* AIM OF THE TASK: Report the number of lines that hold the string "porta". Leave out any other text.

* SUPPLIED MATERIAL:
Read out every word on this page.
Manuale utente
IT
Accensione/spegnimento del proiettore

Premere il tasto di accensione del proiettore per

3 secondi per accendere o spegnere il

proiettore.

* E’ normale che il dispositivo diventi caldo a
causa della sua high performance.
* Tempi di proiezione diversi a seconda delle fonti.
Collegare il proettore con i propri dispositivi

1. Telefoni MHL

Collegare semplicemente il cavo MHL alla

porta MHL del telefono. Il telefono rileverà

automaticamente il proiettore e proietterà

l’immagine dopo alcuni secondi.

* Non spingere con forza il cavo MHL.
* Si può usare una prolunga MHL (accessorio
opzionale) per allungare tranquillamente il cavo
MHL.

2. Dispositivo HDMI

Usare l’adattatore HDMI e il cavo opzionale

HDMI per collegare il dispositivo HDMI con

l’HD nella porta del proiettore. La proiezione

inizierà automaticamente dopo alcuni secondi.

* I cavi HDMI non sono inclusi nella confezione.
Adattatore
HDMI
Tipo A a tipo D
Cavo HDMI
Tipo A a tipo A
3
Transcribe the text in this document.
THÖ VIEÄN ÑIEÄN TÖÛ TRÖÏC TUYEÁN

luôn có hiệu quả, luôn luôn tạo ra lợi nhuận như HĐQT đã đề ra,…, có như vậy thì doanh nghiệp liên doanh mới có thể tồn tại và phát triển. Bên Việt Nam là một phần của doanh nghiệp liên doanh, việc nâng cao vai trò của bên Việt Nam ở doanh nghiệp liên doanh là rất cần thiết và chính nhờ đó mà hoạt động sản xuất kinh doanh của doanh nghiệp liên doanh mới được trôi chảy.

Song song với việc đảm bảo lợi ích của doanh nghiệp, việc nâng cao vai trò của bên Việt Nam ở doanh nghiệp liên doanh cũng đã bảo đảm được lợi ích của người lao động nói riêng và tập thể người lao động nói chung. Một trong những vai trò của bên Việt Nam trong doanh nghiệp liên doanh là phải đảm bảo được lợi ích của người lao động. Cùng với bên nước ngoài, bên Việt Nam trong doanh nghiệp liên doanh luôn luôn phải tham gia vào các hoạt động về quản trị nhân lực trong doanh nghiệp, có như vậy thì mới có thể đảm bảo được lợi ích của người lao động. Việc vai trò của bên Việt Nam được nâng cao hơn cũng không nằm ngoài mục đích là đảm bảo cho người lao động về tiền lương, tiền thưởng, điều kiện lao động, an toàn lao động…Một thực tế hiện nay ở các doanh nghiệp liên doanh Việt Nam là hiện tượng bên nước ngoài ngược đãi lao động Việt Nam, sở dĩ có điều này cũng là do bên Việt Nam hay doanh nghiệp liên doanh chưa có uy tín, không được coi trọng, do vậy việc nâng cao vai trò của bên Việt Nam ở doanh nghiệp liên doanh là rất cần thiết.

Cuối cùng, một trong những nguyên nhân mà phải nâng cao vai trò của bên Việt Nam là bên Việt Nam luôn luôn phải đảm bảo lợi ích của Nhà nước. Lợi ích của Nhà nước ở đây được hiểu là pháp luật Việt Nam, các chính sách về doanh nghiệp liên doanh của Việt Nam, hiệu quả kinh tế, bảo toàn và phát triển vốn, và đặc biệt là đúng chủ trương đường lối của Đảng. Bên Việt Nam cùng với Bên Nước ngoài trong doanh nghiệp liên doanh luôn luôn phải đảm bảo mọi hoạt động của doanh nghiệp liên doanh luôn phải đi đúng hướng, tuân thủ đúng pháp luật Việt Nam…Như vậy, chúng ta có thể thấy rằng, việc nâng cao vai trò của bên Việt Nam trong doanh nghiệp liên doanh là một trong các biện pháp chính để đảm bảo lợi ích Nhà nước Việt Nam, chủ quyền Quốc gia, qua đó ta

* * *

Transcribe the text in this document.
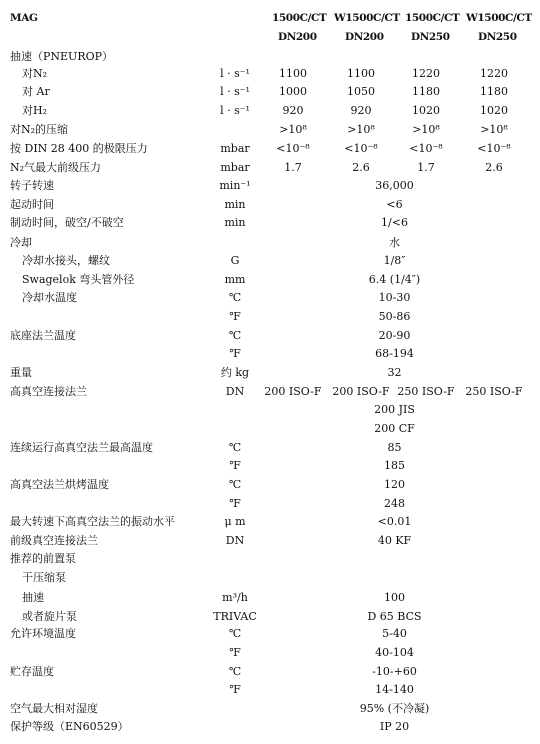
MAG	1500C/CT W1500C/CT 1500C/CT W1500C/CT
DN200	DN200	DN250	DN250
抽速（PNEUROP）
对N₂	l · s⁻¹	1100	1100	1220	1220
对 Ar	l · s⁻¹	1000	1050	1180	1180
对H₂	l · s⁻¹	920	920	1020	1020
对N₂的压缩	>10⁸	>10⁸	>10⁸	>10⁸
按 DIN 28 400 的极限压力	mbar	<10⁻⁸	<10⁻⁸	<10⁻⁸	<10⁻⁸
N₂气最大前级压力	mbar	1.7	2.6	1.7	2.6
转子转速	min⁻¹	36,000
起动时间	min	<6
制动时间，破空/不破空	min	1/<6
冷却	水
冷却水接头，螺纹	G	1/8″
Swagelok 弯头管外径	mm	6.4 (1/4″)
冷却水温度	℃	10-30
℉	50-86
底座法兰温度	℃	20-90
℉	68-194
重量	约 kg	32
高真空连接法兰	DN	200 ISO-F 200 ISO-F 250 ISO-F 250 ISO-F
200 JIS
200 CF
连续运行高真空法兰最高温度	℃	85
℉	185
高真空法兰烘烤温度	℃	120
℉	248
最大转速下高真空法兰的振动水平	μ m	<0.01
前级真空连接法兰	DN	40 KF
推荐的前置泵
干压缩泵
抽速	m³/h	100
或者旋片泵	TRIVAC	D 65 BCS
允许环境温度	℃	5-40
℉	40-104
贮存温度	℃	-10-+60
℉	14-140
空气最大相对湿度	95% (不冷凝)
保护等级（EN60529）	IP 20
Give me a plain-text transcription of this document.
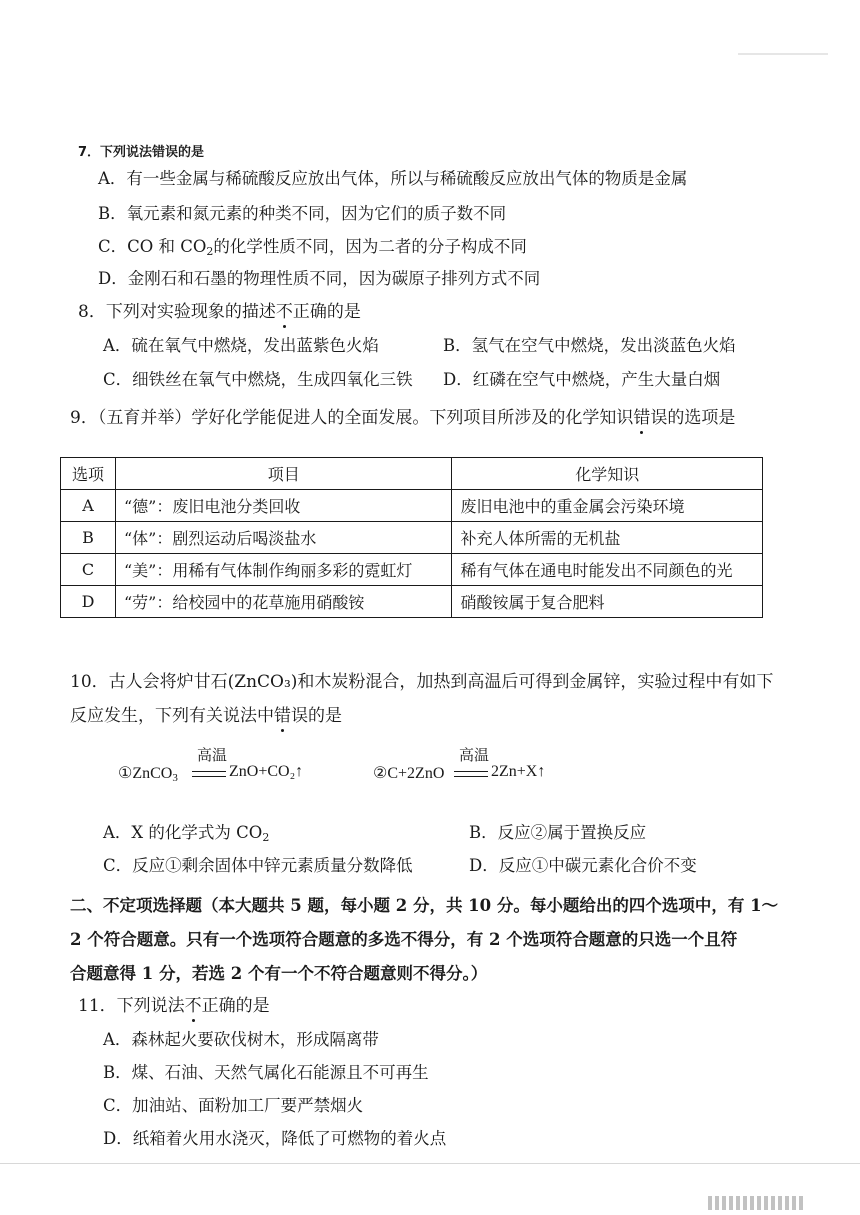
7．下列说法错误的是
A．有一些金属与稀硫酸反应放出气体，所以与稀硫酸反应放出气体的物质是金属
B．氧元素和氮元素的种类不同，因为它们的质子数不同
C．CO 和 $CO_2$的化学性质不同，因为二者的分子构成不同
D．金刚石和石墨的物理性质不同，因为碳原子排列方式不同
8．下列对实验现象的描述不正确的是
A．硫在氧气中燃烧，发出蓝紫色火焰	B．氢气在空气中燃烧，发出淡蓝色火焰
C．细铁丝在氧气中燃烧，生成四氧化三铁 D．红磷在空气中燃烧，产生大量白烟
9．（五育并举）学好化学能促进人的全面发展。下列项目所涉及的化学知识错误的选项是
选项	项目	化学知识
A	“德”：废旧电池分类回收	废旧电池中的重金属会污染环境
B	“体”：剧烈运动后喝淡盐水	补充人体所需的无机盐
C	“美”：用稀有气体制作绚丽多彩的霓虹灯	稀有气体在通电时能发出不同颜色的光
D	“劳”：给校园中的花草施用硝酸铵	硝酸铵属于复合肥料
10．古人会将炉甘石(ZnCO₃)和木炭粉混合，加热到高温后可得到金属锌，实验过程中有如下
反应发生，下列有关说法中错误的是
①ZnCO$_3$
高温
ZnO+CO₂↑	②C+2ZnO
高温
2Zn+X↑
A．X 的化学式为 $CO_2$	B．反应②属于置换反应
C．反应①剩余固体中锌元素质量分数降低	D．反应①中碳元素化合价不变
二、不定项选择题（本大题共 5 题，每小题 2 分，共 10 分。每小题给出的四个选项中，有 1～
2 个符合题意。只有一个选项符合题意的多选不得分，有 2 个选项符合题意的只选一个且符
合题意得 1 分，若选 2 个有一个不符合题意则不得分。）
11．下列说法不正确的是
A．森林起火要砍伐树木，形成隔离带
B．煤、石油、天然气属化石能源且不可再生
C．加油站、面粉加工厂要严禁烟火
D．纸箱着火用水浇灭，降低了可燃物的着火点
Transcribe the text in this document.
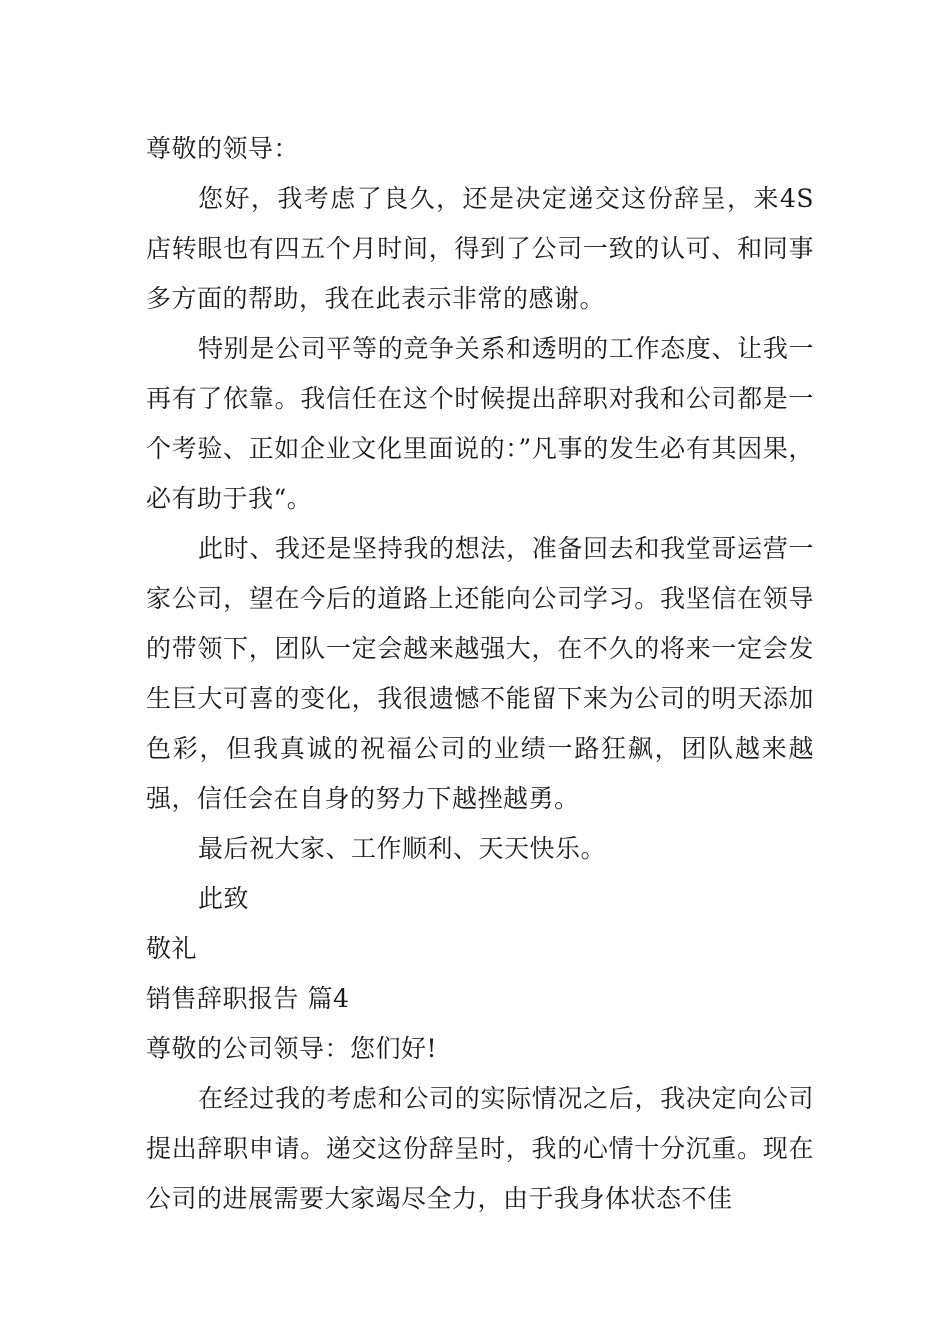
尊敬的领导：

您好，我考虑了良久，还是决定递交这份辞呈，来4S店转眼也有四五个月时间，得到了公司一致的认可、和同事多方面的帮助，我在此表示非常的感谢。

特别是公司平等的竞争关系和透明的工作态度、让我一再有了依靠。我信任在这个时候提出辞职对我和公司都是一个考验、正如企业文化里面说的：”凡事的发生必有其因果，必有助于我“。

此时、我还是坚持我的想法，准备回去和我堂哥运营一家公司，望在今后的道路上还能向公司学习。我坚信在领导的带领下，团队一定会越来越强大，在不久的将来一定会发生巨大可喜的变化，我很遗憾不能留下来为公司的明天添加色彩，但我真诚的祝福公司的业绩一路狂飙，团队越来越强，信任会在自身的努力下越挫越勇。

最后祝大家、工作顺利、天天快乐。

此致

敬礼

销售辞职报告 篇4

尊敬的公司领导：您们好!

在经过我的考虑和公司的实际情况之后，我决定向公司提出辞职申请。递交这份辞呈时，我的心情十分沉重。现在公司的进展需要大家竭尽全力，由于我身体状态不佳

* FULL ANSWER: 2